• **Task**
Look through the data below. Show each line where the string "Equipment" occurs.

• **Entries from a dataset**

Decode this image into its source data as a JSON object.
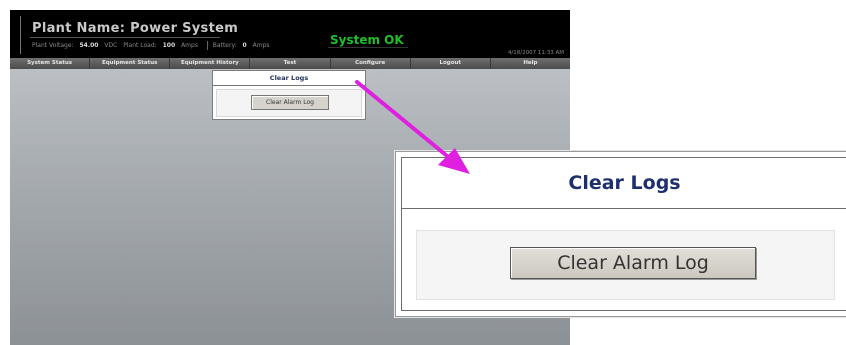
{
  "header": {
    "plant_name": "Plant Name:  Power System",
    "metrics": {
      "voltage_label": "Plant Voltage:",
      "voltage_value": "54.00",
      "voltage_unit": "VDC",
      "load_label": "Plant Load:",
      "load_value": "100",
      "load_unit": "Amps",
      "battery_label": "Battery:",
      "battery_value": "0",
      "battery_unit": "Amps"
    },
    "system_status": "System OK",
    "datetime": "4/18/2007 11:33 AM"
  },
  "nav": {
    "items": [
      {
        "label": "System Status"
      },
      {
        "label": "Equipment Status"
      },
      {
        "label": "Equipment History"
      },
      {
        "label": "Test"
      },
      {
        "label": "Configure"
      },
      {
        "label": "Logout"
      },
      {
        "label": "Help"
      }
    ]
  },
  "dialog": {
    "title": "Clear Logs",
    "button_label": "Clear Alarm Log"
  },
  "colors": {
    "arrow": "#e020e0",
    "status_ok": "#1fbf2c",
    "title_text": "#1f2f6e"
  }
}
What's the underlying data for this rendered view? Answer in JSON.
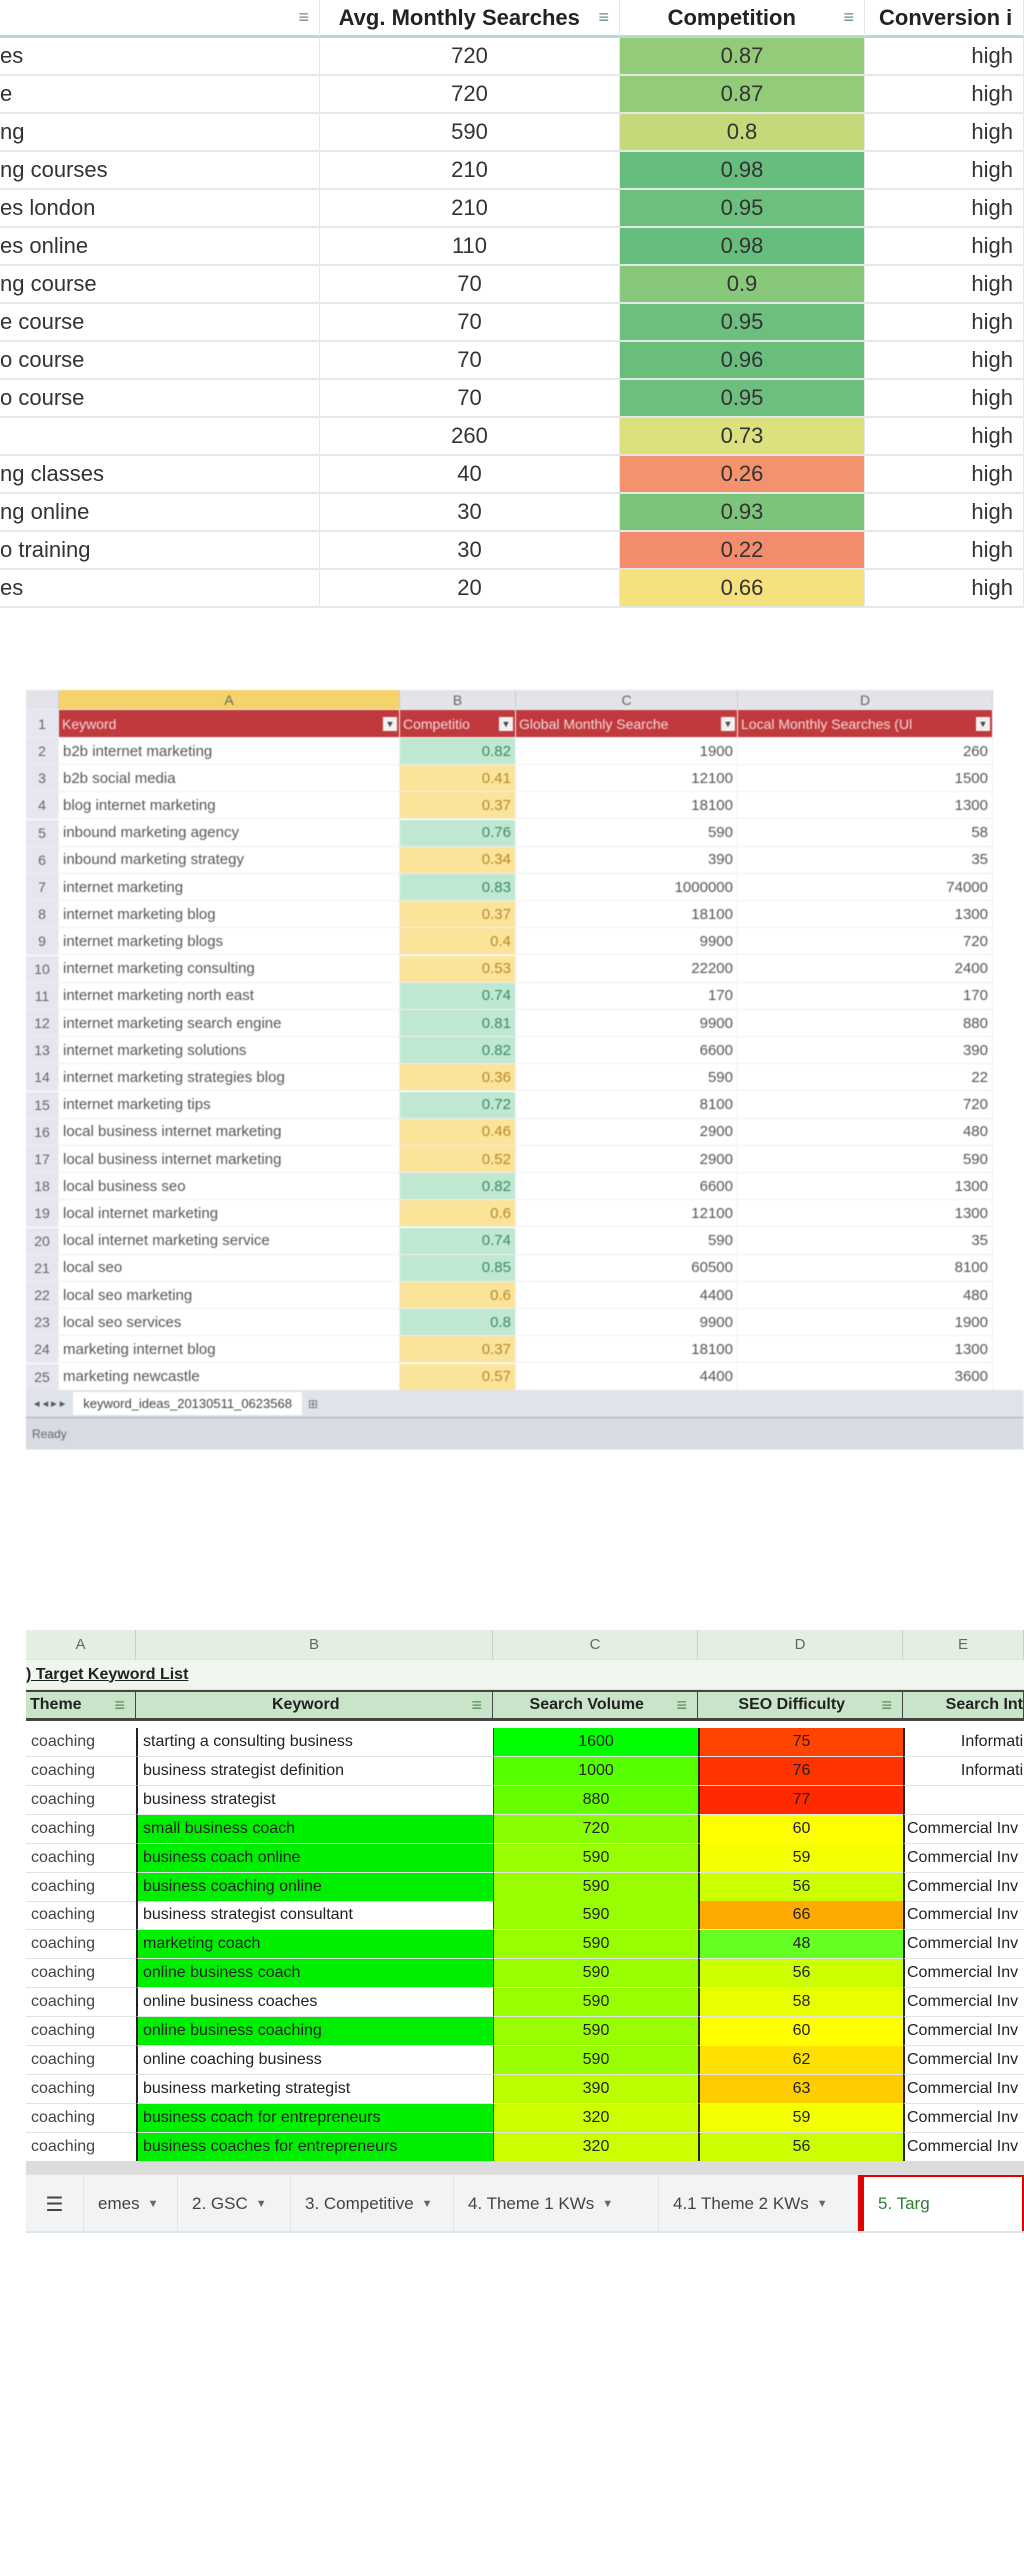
{
  "sheet1": {
    "headers": [
      "",
      "Avg. Monthly Searches",
      "Competition",
      "Conversion i"
    ],
    "rows": [
      [
        "es",
        "720",
        "0.87",
        "high",
        "#93cc78"
      ],
      [
        "e",
        "720",
        "0.87",
        "high",
        "#93cc78"
      ],
      [
        "ng",
        "590",
        "0.8",
        "high",
        "#c4d97a"
      ],
      [
        "ng courses",
        "210",
        "0.98",
        "high",
        "#67bd7c"
      ],
      [
        "es london",
        "210",
        "0.95",
        "high",
        "#6cbf7c"
      ],
      [
        "es online",
        "110",
        "0.98",
        "high",
        "#67bd7c"
      ],
      [
        "ng course",
        "70",
        "0.9",
        "high",
        "#88c87a"
      ],
      [
        "e course",
        "70",
        "0.95",
        "high",
        "#6cbf7c"
      ],
      [
        "o course",
        "70",
        "0.96",
        "high",
        "#6abe7c"
      ],
      [
        "o course",
        "70",
        "0.95",
        "high",
        "#6cbf7c"
      ],
      [
        "",
        "260",
        "0.73",
        "high",
        "#dce07e"
      ],
      [
        "ng classes",
        "40",
        "0.26",
        "high",
        "#f4926d"
      ],
      [
        "ng online",
        "30",
        "0.93",
        "high",
        "#7dc47b"
      ],
      [
        "o training",
        "30",
        "0.22",
        "high",
        "#f38b6d"
      ],
      [
        "es",
        "20",
        "0.66",
        "high",
        "#f5e27f"
      ]
    ]
  },
  "sheet2": {
    "columns": [
      "A",
      "B",
      "C",
      "D"
    ],
    "headers": [
      "Keyword",
      "Competitio",
      "Global Monthly Searche",
      "Local Monthly Searches (Ul"
    ],
    "header_color": "#c0393c",
    "rows": [
      [
        "2",
        "b2b internet marketing",
        "0.82",
        "1900",
        "260",
        "green"
      ],
      [
        "3",
        "b2b social media",
        "0.41",
        "12100",
        "1500",
        "yellow"
      ],
      [
        "4",
        "blog internet marketing",
        "0.37",
        "18100",
        "1300",
        "yellow"
      ],
      [
        "5",
        "inbound marketing agency",
        "0.76",
        "590",
        "58",
        "green"
      ],
      [
        "6",
        "inbound marketing strategy",
        "0.34",
        "390",
        "35",
        "yellow"
      ],
      [
        "7",
        "internet marketing",
        "0.83",
        "1000000",
        "74000",
        "green"
      ],
      [
        "8",
        "internet marketing blog",
        "0.37",
        "18100",
        "1300",
        "yellow"
      ],
      [
        "9",
        "internet marketing blogs",
        "0.4",
        "9900",
        "720",
        "yellow"
      ],
      [
        "10",
        "internet marketing consulting",
        "0.53",
        "22200",
        "2400",
        "yellow"
      ],
      [
        "11",
        "internet marketing north east",
        "0.74",
        "170",
        "170",
        "green"
      ],
      [
        "12",
        "internet marketing search engine",
        "0.81",
        "9900",
        "880",
        "green"
      ],
      [
        "13",
        "internet marketing solutions",
        "0.82",
        "6600",
        "390",
        "green"
      ],
      [
        "14",
        "internet marketing strategies blog",
        "0.36",
        "590",
        "22",
        "yellow"
      ],
      [
        "15",
        "internet marketing tips",
        "0.72",
        "8100",
        "720",
        "green"
      ],
      [
        "16",
        "local business internet marketing",
        "0.46",
        "2900",
        "480",
        "yellow"
      ],
      [
        "17",
        "local business internet marketing",
        "0.52",
        "2900",
        "590",
        "yellow"
      ],
      [
        "18",
        "local business seo",
        "0.82",
        "6600",
        "1300",
        "green"
      ],
      [
        "19",
        "local internet marketing",
        "0.6",
        "12100",
        "1300",
        "yellow"
      ],
      [
        "20",
        "local internet marketing service",
        "0.74",
        "590",
        "35",
        "green"
      ],
      [
        "21",
        "local seo",
        "0.85",
        "60500",
        "8100",
        "green"
      ],
      [
        "22",
        "local seo marketing",
        "0.6",
        "4400",
        "480",
        "yellow"
      ],
      [
        "23",
        "local seo services",
        "0.8",
        "9900",
        "1900",
        "green"
      ],
      [
        "24",
        "marketing internet blog",
        "0.37",
        "18100",
        "1300",
        "yellow"
      ],
      [
        "25",
        "marketing newcastle",
        "0.57",
        "4400",
        "3600",
        "yellow"
      ]
    ],
    "colors": {
      "green": "#bfe8d3",
      "yellow": "#fbe39a"
    },
    "sheet_tab": "keyword_ideas_20130511_0623568",
    "status": "Ready"
  },
  "sheet3": {
    "columns": [
      "A",
      "B",
      "C",
      "D",
      "E"
    ],
    "title": ") Target Keyword List",
    "headers": [
      "Theme",
      "Keyword",
      "Search Volume",
      "SEO Difficulty",
      "Search Int"
    ],
    "rows": [
      [
        "coaching",
        "starting a consulting business",
        "1600",
        "75",
        "Informati",
        false,
        "#00ff00",
        "#ff4400"
      ],
      [
        "coaching",
        "business strategist definition",
        "1000",
        "76",
        "Informati",
        false,
        "#55ff00",
        "#ff3300"
      ],
      [
        "coaching",
        "business strategist",
        "880",
        "77",
        "",
        false,
        "#66ff00",
        "#ff2a00"
      ],
      [
        "coaching",
        "small business coach",
        "720",
        "60",
        "Commercial Inv",
        true,
        "#88ff00",
        "#ffff00"
      ],
      [
        "coaching",
        "business coach online",
        "590",
        "59",
        "Commercial Inv",
        true,
        "#99ff00",
        "#f4ff00"
      ],
      [
        "coaching",
        "business coaching online",
        "590",
        "56",
        "Commercial Inv",
        true,
        "#99ff00",
        "#ccff00"
      ],
      [
        "coaching",
        "business strategist consultant",
        "590",
        "66",
        "Commercial Inv",
        false,
        "#99ff00",
        "#ffaa00"
      ],
      [
        "coaching",
        "marketing coach",
        "590",
        "48",
        "Commercial Inv",
        true,
        "#99ff00",
        "#66ff22"
      ],
      [
        "coaching",
        "online business coach",
        "590",
        "56",
        "Commercial Inv",
        true,
        "#99ff00",
        "#ccff00"
      ],
      [
        "coaching",
        "online business coaches",
        "590",
        "58",
        "Commercial Inv",
        false,
        "#99ff00",
        "#e8ff00"
      ],
      [
        "coaching",
        "online business coaching",
        "590",
        "60",
        "Commercial Inv",
        true,
        "#99ff00",
        "#ffff00"
      ],
      [
        "coaching",
        "online coaching business",
        "590",
        "62",
        "Commercial Inv",
        false,
        "#99ff00",
        "#ffe000"
      ],
      [
        "coaching",
        "business marketing strategist",
        "390",
        "63",
        "Commercial Inv",
        false,
        "#bbff00",
        "#ffcc00"
      ],
      [
        "coaching",
        "business coach for entrepreneurs",
        "320",
        "59",
        "Commercial Inv",
        true,
        "#ccff00",
        "#f4ff00"
      ],
      [
        "coaching",
        "business coaches for entrepreneurs",
        "320",
        "56",
        "Commercial Inv",
        true,
        "#ccff00",
        "#ccff00"
      ]
    ],
    "highlight_color": "#00ee00",
    "tabs": [
      "emes",
      "2. GSC",
      "3. Competitive",
      "4. Theme 1 KWs",
      "4.1 Theme 2 KWs",
      "5. Targ"
    ],
    "active_tab_color": "#2e7d32",
    "active_tab_border": "#e00000"
  }
}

• **Answer to this problem**
        "label": "Equipment Status"
        "label": "Equipment History"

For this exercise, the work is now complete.